#### [Items]
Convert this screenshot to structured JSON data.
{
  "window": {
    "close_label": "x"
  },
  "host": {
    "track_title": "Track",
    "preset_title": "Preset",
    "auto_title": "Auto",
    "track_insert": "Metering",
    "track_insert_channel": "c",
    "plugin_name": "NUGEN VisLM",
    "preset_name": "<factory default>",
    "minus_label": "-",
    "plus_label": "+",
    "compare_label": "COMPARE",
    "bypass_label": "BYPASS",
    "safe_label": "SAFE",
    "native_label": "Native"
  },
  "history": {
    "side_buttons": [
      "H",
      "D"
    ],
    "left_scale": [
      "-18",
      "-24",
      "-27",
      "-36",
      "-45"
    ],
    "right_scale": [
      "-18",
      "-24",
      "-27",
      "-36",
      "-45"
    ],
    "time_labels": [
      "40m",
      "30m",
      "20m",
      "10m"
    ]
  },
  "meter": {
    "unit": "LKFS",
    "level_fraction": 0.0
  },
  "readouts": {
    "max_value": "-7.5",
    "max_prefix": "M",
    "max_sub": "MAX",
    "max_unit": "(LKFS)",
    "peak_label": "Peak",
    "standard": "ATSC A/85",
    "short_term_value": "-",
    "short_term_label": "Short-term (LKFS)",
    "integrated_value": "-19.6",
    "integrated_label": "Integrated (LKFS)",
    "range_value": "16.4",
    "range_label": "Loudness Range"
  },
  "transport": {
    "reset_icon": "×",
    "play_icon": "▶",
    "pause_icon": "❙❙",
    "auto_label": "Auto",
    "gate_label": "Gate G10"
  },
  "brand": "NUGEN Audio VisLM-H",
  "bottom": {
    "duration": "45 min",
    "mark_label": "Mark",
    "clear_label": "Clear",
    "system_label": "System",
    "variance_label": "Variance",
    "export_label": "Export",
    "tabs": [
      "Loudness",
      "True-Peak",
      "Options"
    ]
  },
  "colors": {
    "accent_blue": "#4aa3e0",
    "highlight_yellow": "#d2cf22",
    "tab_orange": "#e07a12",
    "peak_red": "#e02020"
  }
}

#### [Directive]
Copy all data exactly, start to finish.

#### [Solution for this task]
Convert this screenshot to structured JSON data.
{
  "window": {
    "close_label": "x"
  },
  "host": {
    "track_title": "Track",
    "preset_title": "Preset",
    "auto_title": "Auto",
    "track_insert": "Metering",
    "track_insert_channel": "c",
    "plugin_name": "NUGEN VisLM",
    "preset_name": "<factory default>",
    "minus_label": "-",
    "plus_label": "+",
    "compare_label": "COMPARE",
    "bypass_label": "BYPASS",
    "safe_label": "SAFE",
    "native_label": "Native"
  },
  "history": {
    "side_buttons": [
      "H",
      "D"
    ],
    "left_scale": [
      "-18",
      "-24",
      "-27",
      "-36",
      "-45"
    ],
    "right_scale": [
      "-18",
      "-24",
      "-27",
      "-36",
      "-45"
    ],
    "time_labels": [
      "40m",
      "30m",
      "20m",
      "10m"
    ]
  },
  "meter": {
    "unit": "LKFS",
    "level_fraction": 0.0
  },
  "readouts": {
    "max_value": "-7.5",
    "max_prefix": "M",
    "max_sub": "MAX",
    "max_unit": "(LKFS)",
    "peak_label": "Peak",
    "standard": "ATSC A/85",
    "short_term_value": "-",
    "short_term_label": "Short-term (LKFS)",
    "integrated_value": "-19.6",
    "integrated_label": "Integrated (LKFS)",
    "range_value": "16.4",
    "range_label": "Loudness Range"
  },
  "transport": {
    "reset_icon": "×",
    "play_icon": "▶",
    "pause_icon": "❙❙",
    "auto_label": "Auto",
    "gate_label": "Gate G10"
  },
  "brand": "NUGEN Audio VisLM-H",
  "bottom": {
    "duration": "45 min",
    "mark_label": "Mark",
    "clear_label": "Clear",
    "system_label": "System",
    "variance_label": "Variance",
    "export_label": "Export",
    "tabs": [
      "Loudness",
      "True-Peak",
      "Options"
    ]
  },
  "colors": {
    "accent_blue": "#4aa3e0",
    "highlight_yellow": "#d2cf22",
    "tab_orange": "#e07a12",
    "peak_red": "#e02020"
  }
}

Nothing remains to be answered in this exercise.